— Directions for this task —
Provide an exact copy of the data, excluding the images.

━━ Listed records ━━

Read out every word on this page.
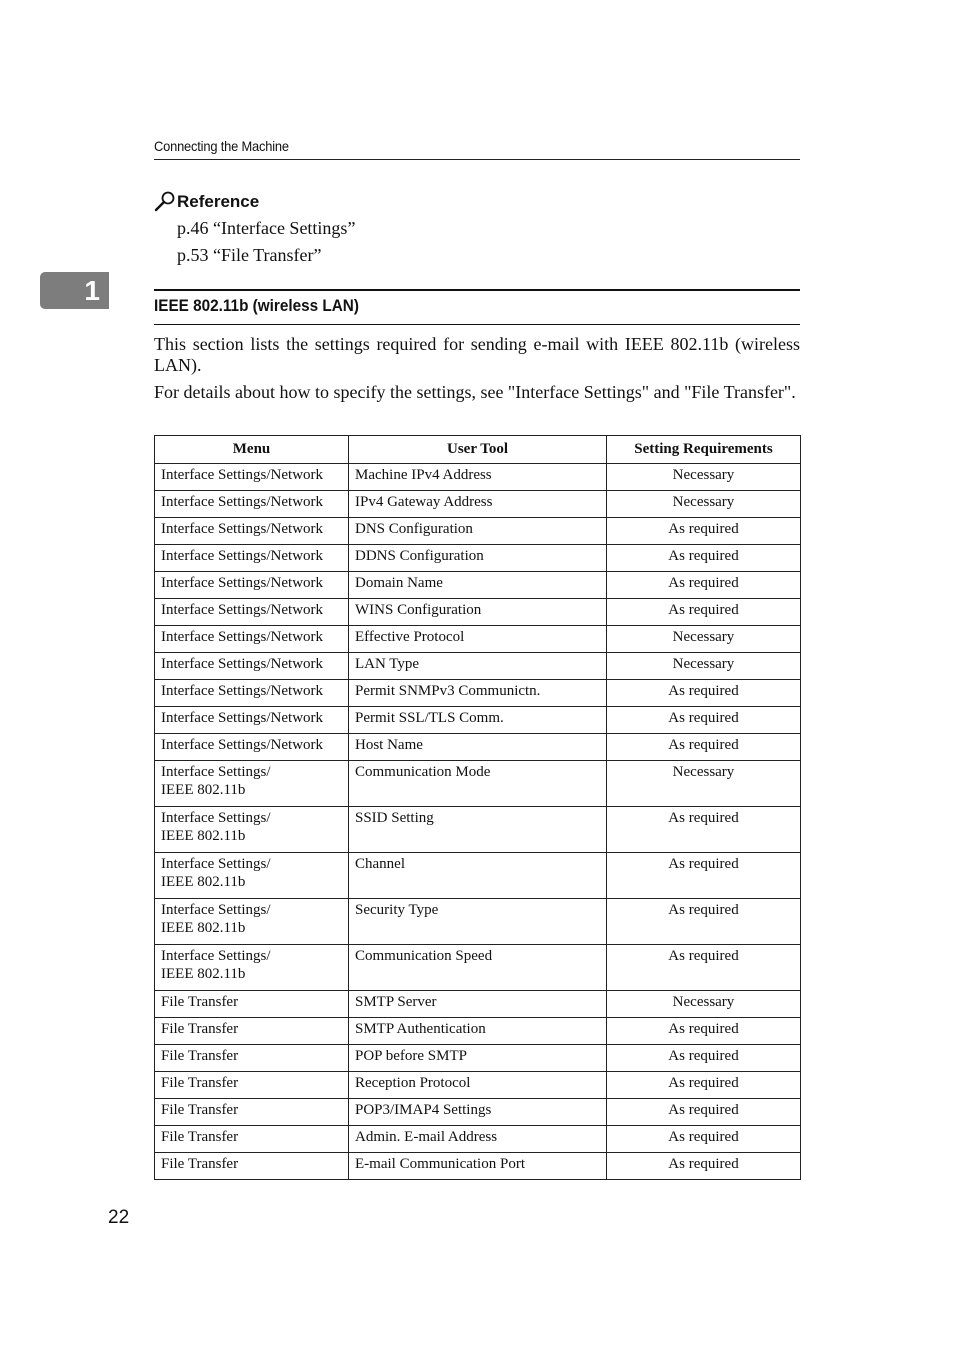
Connecting the Machine
Reference
p.46 “Interface Settings”
p.53 “File Transfer”
1	IEEE 802.11b (wireless LAN)
This section lists the settings required for sending e-mail with IEEE 802.11b (wireless LAN).
For details about how to specify the settings, see "Interface Settings" and "File Transfer".
Menu	User Tool	Setting Requirements

Interface Settings/Network	Machine IPv4 Address	Necessary

Interface Settings/Network	IPv4 Gateway Address	Necessary

Interface Settings/Network	DNS Configuration	As required

Interface Settings/Network	DDNS Configuration	As required

Interface Settings/Network	Domain Name	As required

Interface Settings/Network	WINS Configuration	As required

Interface Settings/Network	Effective Protocol	Necessary

Interface Settings/Network	LAN Type	Necessary

Interface Settings/Network	Permit SNMPv3 Communictn.	As required

Interface Settings/Network	Permit SSL/TLS Comm.	As required

Interface Settings/Network	Host Name	As required

Interface Settings/
IEEE 802.11b	Communication Mode	Necessary

Interface Settings/
IEEE 802.11b	SSID Setting	As required

Interface Settings/
IEEE 802.11b	Channel	As required

Interface Settings/
IEEE 802.11b	Security Type	As required

Interface Settings/
IEEE 802.11b	Communication Speed	As required

File Transfer	SMTP Server	Necessary

File Transfer	SMTP Authentication	As required

File Transfer	POP before SMTP	As required

File Transfer	Reception Protocol	As required

File Transfer	POP3/IMAP4 Settings	As required

File Transfer	Admin. E-mail Address	As required

File Transfer	E-mail Communication Port	As required
22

━━━

— Task solution —
Read out every word on this page.
Connecting the Machine
Reference
p.46 “Interface Settings”
p.53 “File Transfer”
1	IEEE 802.11b (wireless LAN)
This section lists the settings required for sending e-mail with IEEE 802.11b (wireless LAN).
For details about how to specify the settings, see "Interface Settings" and "File Transfer".
Menu	User Tool	Setting Requirements

Interface Settings/Network	Machine IPv4 Address	Necessary

Interface Settings/Network	IPv4 Gateway Address	Necessary

Interface Settings/Network	DNS Configuration	As required

Interface Settings/Network	DDNS Configuration	As required

Interface Settings/Network	Domain Name	As required

Interface Settings/Network	WINS Configuration	As required

Interface Settings/Network	Effective Protocol	Necessary

Interface Settings/Network	LAN Type	Necessary

Interface Settings/Network	Permit SNMPv3 Communictn.	As required

Interface Settings/Network	Permit SSL/TLS Comm.	As required

Interface Settings/Network	Host Name	As required

Interface Settings/
IEEE 802.11b	Communication Mode	Necessary

Interface Settings/
IEEE 802.11b	SSID Setting	As required

Interface Settings/
IEEE 802.11b	Channel	As required

Interface Settings/
IEEE 802.11b	Security Type	As required

Interface Settings/
IEEE 802.11b	Communication Speed	As required

File Transfer	SMTP Server	Necessary

File Transfer	SMTP Authentication	As required

File Transfer	POP before SMTP	As required

File Transfer	Reception Protocol	As required

File Transfer	POP3/IMAP4 Settings	As required

File Transfer	Admin. E-mail Address	As required

File Transfer	E-mail Communication Port	As required
22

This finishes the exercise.